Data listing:
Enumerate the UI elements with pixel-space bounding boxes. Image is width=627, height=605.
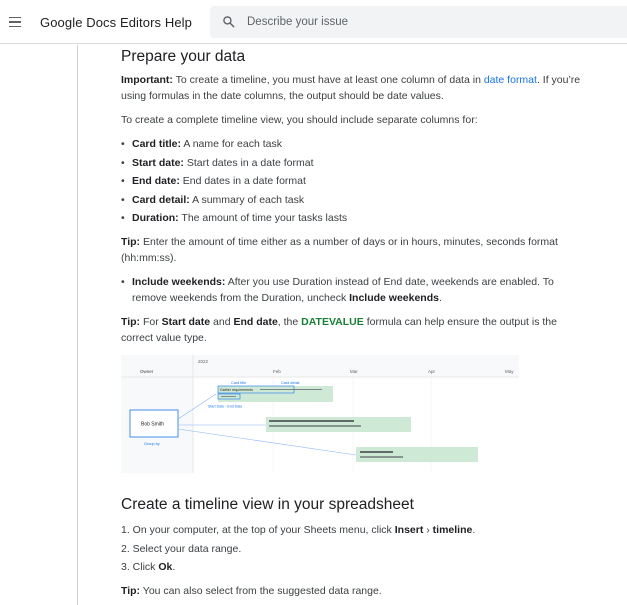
list-item-text: Start dates in a date format	[183, 156, 314, 169]
top-app-bar: Google Docs Editors Help Describe your i…	[0, 0, 627, 44]
ok-label: Ok	[158, 561, 173, 573]
tip-text: and	[210, 316, 234, 328]
list-item-label: Card title:	[132, 138, 182, 150]
left-divider	[77, 45, 78, 605]
month-label: May	[505, 369, 514, 374]
group-by-label: Group by	[144, 442, 160, 446]
month-label: Apr	[428, 369, 436, 374]
owner-name: Bob Smith	[141, 422, 164, 428]
step-text: 2. Select your data range.	[121, 542, 242, 555]
weekends-label: Include weekends:	[132, 276, 226, 288]
month-label: Feb	[273, 369, 281, 374]
columns-list: Card title: A name for each task Start d…	[121, 136, 591, 229]
tip-label: Tip:	[121, 236, 141, 248]
list-item-text: End dates in a date format	[179, 175, 306, 187]
list-item-text: The amount of time your tasks lasts	[178, 212, 348, 224]
important-text-a: To create a timeline, you must have at l…	[172, 74, 484, 86]
year-label: 2022	[198, 359, 209, 364]
card-detail-label: Card detail	[281, 381, 300, 385]
list-item-label: Duration:	[132, 212, 179, 224]
weekends-end: .	[438, 292, 442, 304]
tip-text: , the	[277, 316, 302, 328]
datevalue-function: DATEVALUE	[301, 316, 364, 328]
steps-list: 1. On your computer, at the top of your …	[121, 522, 591, 578]
list-item: 3. Click Ok.	[121, 559, 591, 578]
tip-text: For	[140, 316, 162, 328]
list-item-label: Card detail:	[132, 193, 190, 206]
owner-header: Owner	[140, 369, 154, 374]
list-item-label: Start date:	[132, 156, 184, 169]
card-title-text: Gather requirements	[220, 388, 253, 392]
date-format-link[interactable]: date format	[484, 74, 537, 86]
insert-menu-label: Insert	[394, 524, 424, 536]
hamburger-menu-icon[interactable]	[5, 12, 25, 32]
columns-intro: To create a complete timeline view, you …	[121, 114, 478, 126]
start-end-label: Start Date - End Date	[208, 405, 242, 409]
chevron-right-icon: ›	[423, 524, 433, 536]
tip-label: Tip:	[121, 316, 141, 328]
weekends-bold: Include weekends	[349, 292, 439, 304]
end-date-bold: End date	[233, 316, 278, 328]
month-label: Mar	[350, 369, 358, 374]
tip-text: Enter the amount of time either as a num…	[121, 236, 558, 264]
list-item: Card detail: A summary of each task	[121, 192, 591, 211]
step-text: .	[472, 524, 476, 536]
tip-duration: Tip: Enter the amount of time either as …	[121, 234, 591, 266]
list-item: End date: End dates in a date format	[121, 173, 591, 192]
step-text: .	[172, 561, 176, 573]
list-item: Include weekends: After you use Duration…	[121, 274, 591, 306]
section-heading-prepare-data: Prepare your data	[121, 48, 246, 65]
list-item: 2. Select your data range.	[121, 541, 591, 560]
list-item: Card title: A name for each task	[121, 136, 591, 155]
tip-label: Tip:	[121, 585, 141, 597]
step-text: 3. Click	[121, 561, 159, 573]
timeline-menu-label: timeline	[432, 524, 473, 536]
tip-datevalue: Tip: For Start date and End date, the DA…	[121, 314, 591, 346]
timeline-illustration: 2022 Owner Feb Mar Apr May Bob Smith Gro…	[121, 355, 519, 473]
tip-data-range: Tip: You can also select from the sugges…	[121, 583, 591, 599]
card-title-label: Card title	[231, 381, 246, 385]
search-input[interactable]: Describe your issue	[247, 16, 348, 28]
list-item-label: End date:	[132, 175, 180, 187]
step-text: 1. On your computer, at the top of your …	[121, 524, 395, 536]
section-heading-create-timeline: Create a timeline view in your spreadshe…	[121, 496, 414, 513]
list-item: 1. On your computer, at the top of your …	[121, 522, 591, 541]
start-date-bold: Start date	[161, 316, 211, 328]
list-item: Start date: Start dates in a date format	[121, 155, 591, 174]
list-item: Duration: The amount of time your tasks …	[121, 210, 591, 229]
task-bar	[266, 417, 411, 432]
weekends-list: Include weekends: After you use Duration…	[121, 274, 591, 306]
task-bar	[356, 447, 478, 462]
timeline-header	[121, 355, 519, 377]
list-item-text: A summary of each task	[189, 193, 305, 206]
list-item-text: A name for each task	[181, 138, 282, 150]
app-title[interactable]: Google Docs Editors Help	[40, 15, 192, 30]
tip-text: You can also select from the suggested d…	[140, 585, 382, 597]
important-label: Important:	[121, 74, 173, 86]
search-icon	[223, 16, 235, 28]
search-bar[interactable]: Describe your issue	[210, 6, 627, 38]
important-note: Important: To create a timeline, you mus…	[121, 72, 591, 104]
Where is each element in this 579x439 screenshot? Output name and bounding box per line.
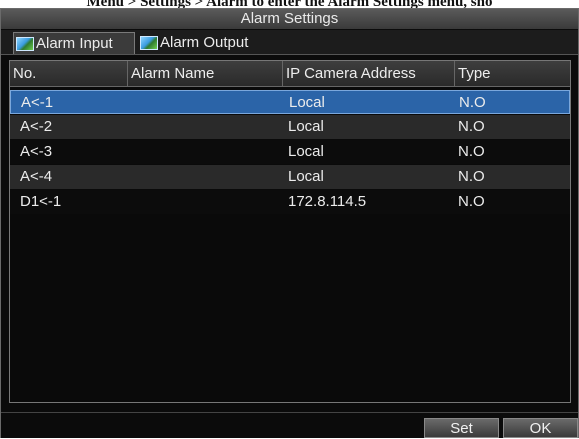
top-caption: Menu > Settings > Alarm to enter the Ala… (86, 0, 493, 8)
column-header-ip-camera-address: IP Camera Address (283, 61, 455, 86)
cell-ip-address: Local (288, 143, 324, 160)
cell-no: D1<-1 (20, 193, 62, 210)
tab-alarm-output[interactable]: Alarm Output (138, 32, 276, 54)
cell-no: A<-1 (21, 94, 54, 111)
cell-type: N.O (458, 193, 485, 210)
tab-bar: Alarm Input Alarm Output (1, 30, 578, 55)
column-header-no: No. (10, 61, 128, 86)
table-row[interactable]: A<-2 Local N.O (10, 115, 570, 139)
window-title: Alarm Settings (1, 9, 578, 29)
image-icon (16, 36, 34, 51)
cell-ip-address: Local (288, 118, 324, 135)
cell-type: N.O (458, 168, 485, 185)
alarm-input-table: No. Alarm Name IP Camera Address Type A<… (9, 60, 571, 403)
tab-alarm-input-label: Alarm Input (36, 34, 113, 52)
button-bar: Set OK (1, 412, 578, 438)
cell-ip-address: Local (288, 168, 324, 185)
alarm-settings-window: Alarm Settings Alarm Input Alarm Output … (0, 8, 579, 438)
cell-ip-address: Local (289, 94, 325, 111)
tab-alarm-input[interactable]: Alarm Input (13, 32, 135, 54)
table-header: No. Alarm Name IP Camera Address Type (10, 61, 570, 87)
cell-ip-address: 172.8.114.5 (288, 193, 367, 210)
image-icon (140, 36, 158, 50)
table-row[interactable]: A<-1 Local N.O (10, 90, 570, 114)
cell-type: N.O (458, 118, 485, 135)
cell-no: A<-2 (20, 118, 53, 135)
table-row[interactable]: D1<-1 172.8.114.5 N.O (10, 190, 570, 214)
table-row[interactable]: A<-4 Local N.O (10, 165, 570, 189)
set-button[interactable]: Set (424, 418, 499, 438)
cell-no: A<-3 (20, 143, 53, 160)
column-header-type: Type (458, 65, 491, 82)
tab-alarm-output-label: Alarm Output (160, 34, 249, 51)
ok-button[interactable]: OK (503, 418, 578, 438)
cell-type: N.O (458, 143, 485, 160)
cell-no: A<-4 (20, 168, 53, 185)
column-header-alarm-name: Alarm Name (128, 61, 283, 86)
cell-type: N.O (459, 94, 486, 111)
table-row[interactable]: A<-3 Local N.O (10, 140, 570, 164)
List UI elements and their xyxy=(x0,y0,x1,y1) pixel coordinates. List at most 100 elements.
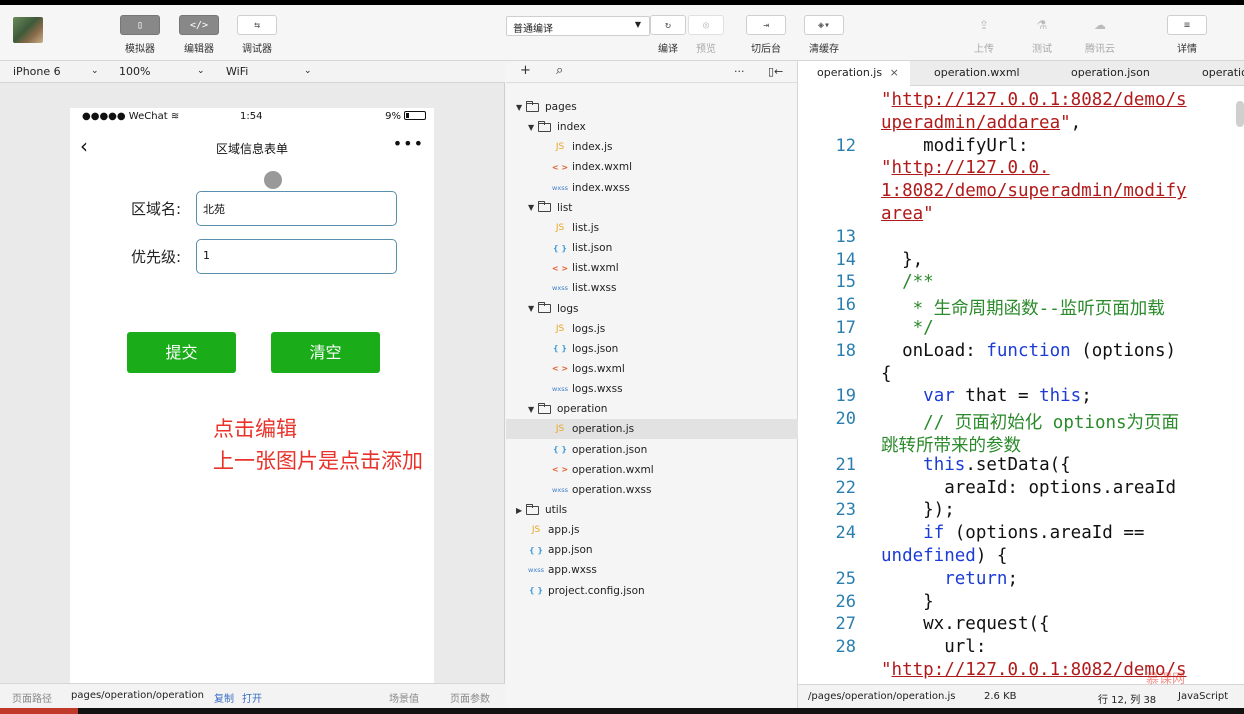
file-tree-bar: + ⌕ ··· ▯← xyxy=(506,61,798,83)
caret-down-icon[interactable]: ▼ xyxy=(528,123,538,132)
page-params-button[interactable]: 页面参数 xyxy=(450,690,490,705)
user-avatar[interactable] xyxy=(13,17,43,43)
file-item[interactable]: < > list.wxml xyxy=(506,258,798,278)
tab-operation-json[interactable]: operation.json xyxy=(1071,61,1150,86)
clear-cache-button[interactable]: ◈▾ 清缓存 xyxy=(804,15,844,55)
refresh-icon: ↻ xyxy=(650,15,686,35)
background-button[interactable]: ⇥ 切后台 xyxy=(746,15,786,55)
file-item[interactable]: wxss index.wxss xyxy=(506,178,798,198)
folder-item[interactable]: ▶ utils xyxy=(506,500,798,520)
code-line: "http://127.0.0. xyxy=(881,158,1050,179)
wxml-file-icon: < > xyxy=(551,465,569,475)
json-file-icon: { } xyxy=(552,344,568,354)
json-file-icon: { } xyxy=(552,445,568,455)
file-item[interactable]: < > index.wxml xyxy=(506,157,798,177)
file-item[interactable]: < > logs.wxml xyxy=(506,359,798,379)
simulator-button[interactable]: ▯ 模拟器 xyxy=(120,15,160,55)
code-area[interactable]: "http://127.0.0.1:8082/demo/s uperadmin/a… xyxy=(798,86,1244,684)
search-icon[interactable]: ⌕ xyxy=(556,63,563,78)
language-mode[interactable]: JavaScript xyxy=(1178,691,1228,702)
test-button[interactable]: ⚗ 测试 xyxy=(1022,15,1062,55)
area-name-input[interactable]: 北苑 xyxy=(196,191,397,226)
tree-item-label: index xyxy=(557,121,586,134)
more-menu-button[interactable]: ••• xyxy=(393,134,424,153)
debugger-button[interactable]: ⇆ 调试器 xyxy=(237,15,277,55)
tab-operation-js[interactable]: operation.js × xyxy=(798,61,910,86)
layers-icon: ◈▾ xyxy=(804,15,844,35)
collapse-panel-icon[interactable]: ▯← xyxy=(768,65,783,78)
caret-down-icon[interactable]: ▼ xyxy=(516,103,526,112)
editor-status-bar: /pages/operation/operation.js 2.6 KB 行 1… xyxy=(798,684,1244,708)
folder-item[interactable]: ▼ operation xyxy=(506,399,798,419)
preview-button[interactable]: ◎ 预览 xyxy=(688,15,724,55)
caret-down-icon[interactable]: ▼ xyxy=(528,304,538,313)
line-number: 23 xyxy=(835,500,856,521)
code-line: var that = this; xyxy=(923,386,1092,407)
tree-item-label: logs.json xyxy=(572,342,619,355)
code-line: /** xyxy=(902,272,934,293)
chevron-down-icon: ⌄ xyxy=(197,66,205,76)
js-file-icon: JS xyxy=(555,424,565,435)
file-item[interactable]: JS operation.js xyxy=(506,419,798,440)
folder-item[interactable]: ▼ logs xyxy=(506,299,798,319)
tree-item-label: index.wxml xyxy=(572,161,633,174)
file-item[interactable]: JS list.js xyxy=(506,218,798,238)
upload-button[interactable]: ⇪ 上传 xyxy=(964,15,1004,55)
tree-item-label: app.js xyxy=(548,524,580,537)
watermark-logo: 慕课网 xyxy=(1146,672,1186,687)
device-select[interactable]: iPhone 6 ⌄ xyxy=(13,65,99,78)
editor-scrollbar[interactable] xyxy=(1236,101,1244,127)
folder-item[interactable]: ▼ index xyxy=(506,117,798,137)
folder-icon xyxy=(538,402,551,414)
tree-item-label: list.js xyxy=(572,221,600,234)
close-icon[interactable]: × xyxy=(890,66,899,79)
file-item[interactable]: wxss app.wxss xyxy=(506,560,798,580)
file-item[interactable]: wxss logs.wxss xyxy=(506,379,798,399)
more-icon[interactable]: ··· xyxy=(734,65,745,78)
tree-item-label: app.json xyxy=(548,544,593,557)
add-file-icon[interactable]: + xyxy=(520,63,531,78)
folder-icon xyxy=(538,302,551,313)
clear-button[interactable]: 清空 xyxy=(271,332,380,373)
tree-item-label: utils xyxy=(545,504,568,516)
open-link[interactable]: 打开 xyxy=(242,690,262,705)
caret-down-icon[interactable]: ▼ xyxy=(528,405,538,414)
file-item[interactable]: { } logs.json xyxy=(506,339,798,359)
code-editor-panel: operation.js × operation.wxml operation.… xyxy=(798,61,1244,708)
scene-value-button[interactable]: 场景值 xyxy=(389,690,419,705)
compile-button[interactable]: ↻ 编译 xyxy=(650,15,686,55)
code-line: if (options.areaId == xyxy=(923,523,1145,544)
folder-icon xyxy=(526,100,539,112)
file-item[interactable]: JS index.js xyxy=(506,137,798,157)
file-item[interactable]: wxss operation.wxss xyxy=(506,480,798,500)
file-item[interactable]: JS app.js xyxy=(506,520,798,540)
js-file-icon: JS xyxy=(531,525,541,536)
tab-operation-wxml[interactable]: operation.wxml xyxy=(934,61,1020,86)
compile-mode-select[interactable]: 普通编译 ▼ xyxy=(506,16,650,36)
copy-link[interactable]: 复制 xyxy=(214,690,234,705)
file-item[interactable]: { } operation.json xyxy=(506,440,798,460)
code-line: undefined) { xyxy=(881,546,1008,566)
file-item[interactable]: wxss list.wxss xyxy=(506,278,798,298)
caret-down-icon[interactable]: ▼ xyxy=(528,203,538,212)
submit-button[interactable]: 提交 xyxy=(127,332,236,373)
folder-item[interactable]: ▼ list xyxy=(506,198,798,218)
tree-item-label: project.config.json xyxy=(548,584,645,597)
details-button[interactable]: ≡ 详情 xyxy=(1167,15,1207,55)
file-item[interactable]: { } project.config.json xyxy=(506,581,798,601)
file-item[interactable]: < > operation.wxml xyxy=(506,460,798,480)
zoom-select[interactable]: 100% ⌄ xyxy=(119,65,205,78)
caret-right-icon[interactable]: ▶ xyxy=(516,506,526,515)
cloud-button[interactable]: ☁ 腾讯云 xyxy=(1080,15,1120,55)
json-file-icon: { } xyxy=(552,243,568,253)
wxss-file-icon: wxss xyxy=(552,485,568,494)
file-item[interactable]: { } app.json xyxy=(506,540,798,560)
network-select[interactable]: WiFi ⌄ xyxy=(226,65,312,78)
editor-button[interactable]: </> 编辑器 xyxy=(179,15,219,55)
video-progress-strip xyxy=(0,708,1244,714)
tab-operation-more[interactable]: operatio xyxy=(1202,61,1244,86)
file-item[interactable]: JS logs.js xyxy=(506,319,798,339)
priority-input[interactable]: 1 xyxy=(196,239,397,274)
folder-item[interactable]: ▼ pages xyxy=(506,97,798,117)
file-item[interactable]: { } list.json xyxy=(506,238,798,258)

→ **Work to do**
How many lines in the listing above contain the string "search", with case counted? Report only the number.

→ **Solution to this problem**
4